*The request:* Below are the records; locate each line with the word "provozu" and copy it.

^^^^

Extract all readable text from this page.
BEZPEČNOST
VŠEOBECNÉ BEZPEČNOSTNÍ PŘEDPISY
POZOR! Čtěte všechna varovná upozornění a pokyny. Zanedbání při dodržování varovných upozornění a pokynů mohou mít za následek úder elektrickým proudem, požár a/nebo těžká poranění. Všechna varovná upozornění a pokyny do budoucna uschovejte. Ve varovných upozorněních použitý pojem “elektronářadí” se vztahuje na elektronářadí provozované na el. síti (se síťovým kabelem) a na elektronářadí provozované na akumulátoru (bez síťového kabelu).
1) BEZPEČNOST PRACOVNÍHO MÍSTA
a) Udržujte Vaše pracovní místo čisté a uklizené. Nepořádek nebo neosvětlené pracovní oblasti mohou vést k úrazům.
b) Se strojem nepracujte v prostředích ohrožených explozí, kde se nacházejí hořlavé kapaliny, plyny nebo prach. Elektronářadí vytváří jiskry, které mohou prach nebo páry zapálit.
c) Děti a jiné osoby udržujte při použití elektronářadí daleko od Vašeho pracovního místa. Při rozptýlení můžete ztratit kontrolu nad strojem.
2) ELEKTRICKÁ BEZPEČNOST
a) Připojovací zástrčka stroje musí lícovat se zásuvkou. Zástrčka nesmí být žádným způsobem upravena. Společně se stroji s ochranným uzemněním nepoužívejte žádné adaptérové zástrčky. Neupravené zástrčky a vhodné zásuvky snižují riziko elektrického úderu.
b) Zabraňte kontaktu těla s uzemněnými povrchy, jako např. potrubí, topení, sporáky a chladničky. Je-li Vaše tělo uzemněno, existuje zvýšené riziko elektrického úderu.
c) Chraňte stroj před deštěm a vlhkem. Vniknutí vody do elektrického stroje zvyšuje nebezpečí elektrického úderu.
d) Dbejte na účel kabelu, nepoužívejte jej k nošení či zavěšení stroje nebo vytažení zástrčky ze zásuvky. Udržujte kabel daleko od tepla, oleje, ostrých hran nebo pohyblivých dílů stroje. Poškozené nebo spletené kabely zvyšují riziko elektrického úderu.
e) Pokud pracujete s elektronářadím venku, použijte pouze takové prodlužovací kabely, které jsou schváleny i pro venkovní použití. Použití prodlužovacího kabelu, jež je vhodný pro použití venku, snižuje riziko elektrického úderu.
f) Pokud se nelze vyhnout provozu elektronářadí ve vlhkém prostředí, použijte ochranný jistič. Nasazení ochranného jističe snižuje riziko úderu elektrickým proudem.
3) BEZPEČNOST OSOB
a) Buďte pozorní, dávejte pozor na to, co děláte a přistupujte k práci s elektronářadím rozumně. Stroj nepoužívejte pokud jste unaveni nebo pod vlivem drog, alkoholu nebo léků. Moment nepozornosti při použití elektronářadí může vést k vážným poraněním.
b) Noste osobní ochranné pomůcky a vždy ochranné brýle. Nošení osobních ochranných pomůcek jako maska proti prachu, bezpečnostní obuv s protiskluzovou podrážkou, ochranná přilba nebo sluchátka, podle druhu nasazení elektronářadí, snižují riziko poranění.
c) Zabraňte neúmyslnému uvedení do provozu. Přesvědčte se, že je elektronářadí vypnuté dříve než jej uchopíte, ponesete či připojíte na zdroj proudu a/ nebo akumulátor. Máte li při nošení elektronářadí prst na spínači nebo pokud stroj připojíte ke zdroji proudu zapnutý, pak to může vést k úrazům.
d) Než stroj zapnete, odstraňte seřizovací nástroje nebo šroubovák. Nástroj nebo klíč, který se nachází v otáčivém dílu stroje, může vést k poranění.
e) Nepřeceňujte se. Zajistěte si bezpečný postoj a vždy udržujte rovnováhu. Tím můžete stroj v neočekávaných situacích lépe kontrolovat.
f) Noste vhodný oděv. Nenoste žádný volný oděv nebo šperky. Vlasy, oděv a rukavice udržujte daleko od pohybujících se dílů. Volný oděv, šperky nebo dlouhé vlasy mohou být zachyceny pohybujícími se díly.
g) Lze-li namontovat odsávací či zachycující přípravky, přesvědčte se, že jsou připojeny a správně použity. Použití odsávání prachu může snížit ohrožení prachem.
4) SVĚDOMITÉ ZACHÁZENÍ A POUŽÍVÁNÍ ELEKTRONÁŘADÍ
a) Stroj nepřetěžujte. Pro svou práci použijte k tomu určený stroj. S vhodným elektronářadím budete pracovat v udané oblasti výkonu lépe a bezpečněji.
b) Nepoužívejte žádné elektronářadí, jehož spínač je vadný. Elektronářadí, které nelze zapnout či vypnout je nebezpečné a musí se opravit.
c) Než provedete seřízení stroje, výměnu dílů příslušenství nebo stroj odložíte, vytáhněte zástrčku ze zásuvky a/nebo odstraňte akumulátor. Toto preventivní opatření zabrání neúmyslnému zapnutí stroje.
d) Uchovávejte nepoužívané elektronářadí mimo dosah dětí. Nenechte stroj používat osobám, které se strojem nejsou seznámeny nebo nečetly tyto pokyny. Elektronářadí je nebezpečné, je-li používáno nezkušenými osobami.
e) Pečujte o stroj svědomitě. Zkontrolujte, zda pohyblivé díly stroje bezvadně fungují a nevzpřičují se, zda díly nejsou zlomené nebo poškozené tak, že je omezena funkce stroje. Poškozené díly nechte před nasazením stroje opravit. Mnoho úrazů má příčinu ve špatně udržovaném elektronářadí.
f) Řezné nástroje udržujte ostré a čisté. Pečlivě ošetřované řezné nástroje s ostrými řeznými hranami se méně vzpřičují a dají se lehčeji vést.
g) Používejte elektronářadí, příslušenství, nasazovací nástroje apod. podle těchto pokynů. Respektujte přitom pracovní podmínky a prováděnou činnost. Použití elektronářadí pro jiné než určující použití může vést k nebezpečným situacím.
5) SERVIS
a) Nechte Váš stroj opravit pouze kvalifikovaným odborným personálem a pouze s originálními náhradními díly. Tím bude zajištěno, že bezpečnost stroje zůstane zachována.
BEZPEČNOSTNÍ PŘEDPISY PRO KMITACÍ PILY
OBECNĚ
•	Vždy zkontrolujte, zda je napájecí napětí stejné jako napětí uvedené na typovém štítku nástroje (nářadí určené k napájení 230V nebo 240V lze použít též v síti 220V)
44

^^^^

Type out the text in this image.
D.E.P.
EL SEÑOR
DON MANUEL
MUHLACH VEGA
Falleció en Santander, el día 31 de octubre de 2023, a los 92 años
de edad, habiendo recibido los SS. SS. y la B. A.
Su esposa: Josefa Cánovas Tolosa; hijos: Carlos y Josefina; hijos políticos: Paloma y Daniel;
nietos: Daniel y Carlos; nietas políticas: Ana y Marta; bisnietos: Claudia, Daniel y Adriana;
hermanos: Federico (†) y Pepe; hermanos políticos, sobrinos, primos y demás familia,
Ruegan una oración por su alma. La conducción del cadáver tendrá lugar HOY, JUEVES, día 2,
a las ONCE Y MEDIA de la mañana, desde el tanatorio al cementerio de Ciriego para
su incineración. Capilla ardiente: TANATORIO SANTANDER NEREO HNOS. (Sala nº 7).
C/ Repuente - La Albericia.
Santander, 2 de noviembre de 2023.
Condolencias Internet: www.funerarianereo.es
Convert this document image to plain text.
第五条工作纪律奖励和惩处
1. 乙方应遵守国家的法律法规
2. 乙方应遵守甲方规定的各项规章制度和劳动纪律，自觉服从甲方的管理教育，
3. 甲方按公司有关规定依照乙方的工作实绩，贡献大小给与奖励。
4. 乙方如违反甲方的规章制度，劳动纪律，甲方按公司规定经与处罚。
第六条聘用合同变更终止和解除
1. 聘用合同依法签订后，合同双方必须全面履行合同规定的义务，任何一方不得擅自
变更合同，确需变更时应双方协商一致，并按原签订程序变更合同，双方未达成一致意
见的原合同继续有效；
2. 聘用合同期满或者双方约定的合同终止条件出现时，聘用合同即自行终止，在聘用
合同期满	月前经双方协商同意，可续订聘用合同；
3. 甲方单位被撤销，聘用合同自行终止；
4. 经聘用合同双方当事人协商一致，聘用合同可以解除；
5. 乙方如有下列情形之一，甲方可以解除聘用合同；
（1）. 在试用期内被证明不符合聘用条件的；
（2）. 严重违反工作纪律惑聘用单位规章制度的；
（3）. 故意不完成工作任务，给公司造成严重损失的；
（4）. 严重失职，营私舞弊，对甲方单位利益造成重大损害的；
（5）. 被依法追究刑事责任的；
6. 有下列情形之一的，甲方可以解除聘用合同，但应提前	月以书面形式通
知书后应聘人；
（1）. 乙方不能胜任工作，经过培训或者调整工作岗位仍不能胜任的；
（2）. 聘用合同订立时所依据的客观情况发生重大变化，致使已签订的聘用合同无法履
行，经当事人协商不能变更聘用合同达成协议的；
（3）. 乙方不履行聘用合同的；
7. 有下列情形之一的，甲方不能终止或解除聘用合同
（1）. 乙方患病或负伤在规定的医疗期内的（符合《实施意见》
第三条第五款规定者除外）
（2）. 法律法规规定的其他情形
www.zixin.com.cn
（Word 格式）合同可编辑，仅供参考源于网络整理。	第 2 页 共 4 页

^^^^

*Result:*
f) Pokud se nelze vyhnout provozu elektronářadí ve vlhkém prostředí, použijte ochranný jistič. Nasazení ochranného jističe snižuje riziko úderu elektrickým proudem.
c) Zabraňte neúmyslnému uvedení do provozu. Přesvědčte se, že je elektronářadí vypnuté dříve než jej uchopíte, ponesete či připojíte na zdroj proudu a/ nebo akumulátor. Máte li při nošení elektronářadí prst na spínači nebo pokud stroj připojíte ke zdroji proudu zapnutý, pak to může vést k úrazům.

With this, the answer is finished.